Gather, from the data below, each line in which the word "suffix" occurs.

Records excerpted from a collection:

::::::::

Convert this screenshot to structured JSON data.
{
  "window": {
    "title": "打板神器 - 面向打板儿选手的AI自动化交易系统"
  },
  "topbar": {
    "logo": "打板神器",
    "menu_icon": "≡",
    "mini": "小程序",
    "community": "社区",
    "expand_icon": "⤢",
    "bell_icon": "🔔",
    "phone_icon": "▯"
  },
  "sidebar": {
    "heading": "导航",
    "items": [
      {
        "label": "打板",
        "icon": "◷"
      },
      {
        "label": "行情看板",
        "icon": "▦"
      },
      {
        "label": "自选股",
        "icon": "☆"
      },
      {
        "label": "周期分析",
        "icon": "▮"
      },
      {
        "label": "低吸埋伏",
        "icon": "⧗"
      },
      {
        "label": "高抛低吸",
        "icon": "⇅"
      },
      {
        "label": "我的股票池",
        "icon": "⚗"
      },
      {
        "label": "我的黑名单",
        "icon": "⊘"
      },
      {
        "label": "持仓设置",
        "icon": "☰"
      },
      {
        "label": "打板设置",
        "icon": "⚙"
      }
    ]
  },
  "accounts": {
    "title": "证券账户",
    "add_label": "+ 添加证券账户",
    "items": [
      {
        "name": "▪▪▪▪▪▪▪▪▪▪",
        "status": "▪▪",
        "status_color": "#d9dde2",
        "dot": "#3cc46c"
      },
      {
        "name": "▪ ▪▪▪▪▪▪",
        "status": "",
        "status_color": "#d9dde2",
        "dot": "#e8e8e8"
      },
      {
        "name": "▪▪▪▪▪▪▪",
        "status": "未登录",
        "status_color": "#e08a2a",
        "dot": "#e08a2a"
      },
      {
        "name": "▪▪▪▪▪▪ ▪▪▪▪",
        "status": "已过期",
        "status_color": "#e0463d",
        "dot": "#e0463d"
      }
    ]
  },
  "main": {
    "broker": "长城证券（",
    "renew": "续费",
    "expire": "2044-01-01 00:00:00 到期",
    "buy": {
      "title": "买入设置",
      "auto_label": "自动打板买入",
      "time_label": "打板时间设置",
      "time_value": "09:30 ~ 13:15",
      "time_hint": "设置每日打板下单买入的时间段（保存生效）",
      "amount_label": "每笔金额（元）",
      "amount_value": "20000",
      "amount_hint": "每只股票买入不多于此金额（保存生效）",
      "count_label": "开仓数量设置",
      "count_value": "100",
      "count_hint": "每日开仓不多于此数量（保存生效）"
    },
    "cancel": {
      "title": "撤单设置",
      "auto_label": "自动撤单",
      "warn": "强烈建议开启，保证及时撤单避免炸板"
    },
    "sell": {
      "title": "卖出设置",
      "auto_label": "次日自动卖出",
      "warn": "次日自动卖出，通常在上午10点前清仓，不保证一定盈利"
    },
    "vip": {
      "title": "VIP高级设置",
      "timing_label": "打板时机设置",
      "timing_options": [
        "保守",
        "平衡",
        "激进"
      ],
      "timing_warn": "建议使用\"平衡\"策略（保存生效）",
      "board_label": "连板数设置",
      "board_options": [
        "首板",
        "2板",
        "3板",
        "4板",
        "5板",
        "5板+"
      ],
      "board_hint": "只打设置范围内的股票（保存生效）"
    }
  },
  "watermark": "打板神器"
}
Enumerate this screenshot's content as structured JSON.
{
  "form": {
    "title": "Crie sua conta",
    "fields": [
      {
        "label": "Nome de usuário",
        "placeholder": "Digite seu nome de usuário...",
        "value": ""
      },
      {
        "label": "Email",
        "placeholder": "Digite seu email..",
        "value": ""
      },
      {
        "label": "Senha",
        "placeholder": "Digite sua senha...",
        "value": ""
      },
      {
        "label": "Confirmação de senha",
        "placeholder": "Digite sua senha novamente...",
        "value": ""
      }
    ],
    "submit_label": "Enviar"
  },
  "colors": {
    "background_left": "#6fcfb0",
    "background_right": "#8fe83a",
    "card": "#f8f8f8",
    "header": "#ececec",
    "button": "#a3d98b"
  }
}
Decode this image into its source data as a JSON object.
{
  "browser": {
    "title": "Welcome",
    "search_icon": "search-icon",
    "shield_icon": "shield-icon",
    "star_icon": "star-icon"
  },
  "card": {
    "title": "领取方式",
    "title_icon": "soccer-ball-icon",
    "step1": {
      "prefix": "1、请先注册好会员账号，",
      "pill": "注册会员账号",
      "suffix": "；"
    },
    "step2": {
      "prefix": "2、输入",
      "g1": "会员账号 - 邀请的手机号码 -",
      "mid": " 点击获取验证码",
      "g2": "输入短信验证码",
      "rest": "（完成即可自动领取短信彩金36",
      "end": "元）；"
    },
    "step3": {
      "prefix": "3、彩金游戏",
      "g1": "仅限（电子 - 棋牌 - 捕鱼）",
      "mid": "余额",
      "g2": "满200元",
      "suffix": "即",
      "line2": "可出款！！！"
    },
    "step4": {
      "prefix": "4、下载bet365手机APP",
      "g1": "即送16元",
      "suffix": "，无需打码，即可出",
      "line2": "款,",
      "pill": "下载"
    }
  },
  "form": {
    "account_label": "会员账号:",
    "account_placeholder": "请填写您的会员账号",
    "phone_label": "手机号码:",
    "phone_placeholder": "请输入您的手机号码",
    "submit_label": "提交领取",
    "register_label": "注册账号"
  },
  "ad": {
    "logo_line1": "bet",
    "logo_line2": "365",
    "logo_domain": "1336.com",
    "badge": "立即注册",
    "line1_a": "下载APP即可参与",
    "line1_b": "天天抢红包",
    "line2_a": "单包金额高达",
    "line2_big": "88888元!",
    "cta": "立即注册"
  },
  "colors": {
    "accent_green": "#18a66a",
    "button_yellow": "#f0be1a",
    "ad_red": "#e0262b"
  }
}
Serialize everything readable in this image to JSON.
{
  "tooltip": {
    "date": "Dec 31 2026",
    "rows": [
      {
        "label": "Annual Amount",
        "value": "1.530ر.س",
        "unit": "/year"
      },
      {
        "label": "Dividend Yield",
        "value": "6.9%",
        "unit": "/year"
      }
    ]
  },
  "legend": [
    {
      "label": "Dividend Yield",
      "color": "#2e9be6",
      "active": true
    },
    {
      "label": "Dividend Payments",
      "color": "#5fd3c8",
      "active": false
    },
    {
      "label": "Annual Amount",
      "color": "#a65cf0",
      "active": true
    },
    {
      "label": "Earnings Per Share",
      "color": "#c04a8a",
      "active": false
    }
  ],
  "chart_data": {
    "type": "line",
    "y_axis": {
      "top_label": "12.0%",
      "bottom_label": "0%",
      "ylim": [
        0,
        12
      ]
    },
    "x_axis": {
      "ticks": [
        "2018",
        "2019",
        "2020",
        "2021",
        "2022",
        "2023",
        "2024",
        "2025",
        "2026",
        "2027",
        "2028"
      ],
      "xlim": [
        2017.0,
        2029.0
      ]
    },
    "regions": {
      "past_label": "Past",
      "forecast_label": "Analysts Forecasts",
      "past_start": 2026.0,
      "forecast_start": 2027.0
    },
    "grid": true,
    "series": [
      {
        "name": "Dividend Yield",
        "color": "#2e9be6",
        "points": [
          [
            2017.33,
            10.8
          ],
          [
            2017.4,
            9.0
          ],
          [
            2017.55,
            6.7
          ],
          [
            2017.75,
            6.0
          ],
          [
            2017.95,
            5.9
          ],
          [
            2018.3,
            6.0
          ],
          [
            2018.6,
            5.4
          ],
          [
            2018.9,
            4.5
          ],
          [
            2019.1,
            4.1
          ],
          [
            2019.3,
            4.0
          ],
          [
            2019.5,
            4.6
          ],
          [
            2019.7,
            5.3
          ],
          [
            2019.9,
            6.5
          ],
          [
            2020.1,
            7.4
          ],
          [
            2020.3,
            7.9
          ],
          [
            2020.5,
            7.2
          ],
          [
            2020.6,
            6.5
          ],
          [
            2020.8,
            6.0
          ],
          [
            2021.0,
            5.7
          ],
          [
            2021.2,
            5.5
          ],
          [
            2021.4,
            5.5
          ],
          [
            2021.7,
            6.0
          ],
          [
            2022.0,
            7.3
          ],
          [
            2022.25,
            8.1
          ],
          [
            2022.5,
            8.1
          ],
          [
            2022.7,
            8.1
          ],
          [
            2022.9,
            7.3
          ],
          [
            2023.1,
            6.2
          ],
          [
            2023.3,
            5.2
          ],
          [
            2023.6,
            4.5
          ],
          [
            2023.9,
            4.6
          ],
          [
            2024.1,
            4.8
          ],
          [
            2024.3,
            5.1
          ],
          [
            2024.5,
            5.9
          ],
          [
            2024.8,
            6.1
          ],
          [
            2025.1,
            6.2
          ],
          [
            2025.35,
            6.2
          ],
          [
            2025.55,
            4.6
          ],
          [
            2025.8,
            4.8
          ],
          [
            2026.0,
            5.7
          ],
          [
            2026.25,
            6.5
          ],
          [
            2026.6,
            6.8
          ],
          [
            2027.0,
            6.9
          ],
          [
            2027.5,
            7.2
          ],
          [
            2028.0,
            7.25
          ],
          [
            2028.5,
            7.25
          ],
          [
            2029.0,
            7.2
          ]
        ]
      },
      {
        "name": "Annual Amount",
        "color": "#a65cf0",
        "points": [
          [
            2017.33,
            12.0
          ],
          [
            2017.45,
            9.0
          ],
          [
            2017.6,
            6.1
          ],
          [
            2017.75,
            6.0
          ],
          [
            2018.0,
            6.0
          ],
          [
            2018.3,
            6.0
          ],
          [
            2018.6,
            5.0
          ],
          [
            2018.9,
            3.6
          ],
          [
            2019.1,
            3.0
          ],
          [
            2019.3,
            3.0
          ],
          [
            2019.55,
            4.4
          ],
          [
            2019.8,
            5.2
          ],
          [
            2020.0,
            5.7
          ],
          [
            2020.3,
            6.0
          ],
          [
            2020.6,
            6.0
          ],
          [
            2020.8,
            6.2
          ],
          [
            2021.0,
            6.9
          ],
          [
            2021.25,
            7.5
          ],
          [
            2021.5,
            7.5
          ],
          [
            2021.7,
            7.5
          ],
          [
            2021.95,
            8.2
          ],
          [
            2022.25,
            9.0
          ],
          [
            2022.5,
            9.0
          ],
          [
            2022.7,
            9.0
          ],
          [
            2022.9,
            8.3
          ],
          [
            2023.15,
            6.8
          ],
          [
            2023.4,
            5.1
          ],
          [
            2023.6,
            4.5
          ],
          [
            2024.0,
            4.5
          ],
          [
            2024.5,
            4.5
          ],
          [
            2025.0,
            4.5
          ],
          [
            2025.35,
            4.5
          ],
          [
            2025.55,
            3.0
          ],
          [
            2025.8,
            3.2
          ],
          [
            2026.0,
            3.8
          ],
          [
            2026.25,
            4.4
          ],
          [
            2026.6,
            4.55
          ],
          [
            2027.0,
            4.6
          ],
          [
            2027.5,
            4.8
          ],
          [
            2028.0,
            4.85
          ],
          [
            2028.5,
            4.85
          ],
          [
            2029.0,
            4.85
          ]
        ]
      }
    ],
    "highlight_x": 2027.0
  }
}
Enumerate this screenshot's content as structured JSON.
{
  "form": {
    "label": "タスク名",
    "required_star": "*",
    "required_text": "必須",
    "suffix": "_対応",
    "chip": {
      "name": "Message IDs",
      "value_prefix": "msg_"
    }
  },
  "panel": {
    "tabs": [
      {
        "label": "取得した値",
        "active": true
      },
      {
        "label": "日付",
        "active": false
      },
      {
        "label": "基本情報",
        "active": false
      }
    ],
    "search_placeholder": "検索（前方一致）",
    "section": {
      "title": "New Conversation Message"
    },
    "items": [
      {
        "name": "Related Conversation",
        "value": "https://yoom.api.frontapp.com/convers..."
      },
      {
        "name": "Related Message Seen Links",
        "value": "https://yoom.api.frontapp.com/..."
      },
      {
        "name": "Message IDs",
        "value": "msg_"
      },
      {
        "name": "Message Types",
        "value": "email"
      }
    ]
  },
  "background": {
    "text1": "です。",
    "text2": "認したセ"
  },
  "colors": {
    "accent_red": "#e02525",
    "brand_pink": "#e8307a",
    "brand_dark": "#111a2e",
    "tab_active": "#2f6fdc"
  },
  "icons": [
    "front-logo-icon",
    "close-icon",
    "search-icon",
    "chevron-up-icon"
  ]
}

::::::::

SOLUTION TO THIS TASK ->
      "suffix": "；"
      "suffix": "即",
      "suffix": "，无需打码，即可出",
    "suffix": "_対応",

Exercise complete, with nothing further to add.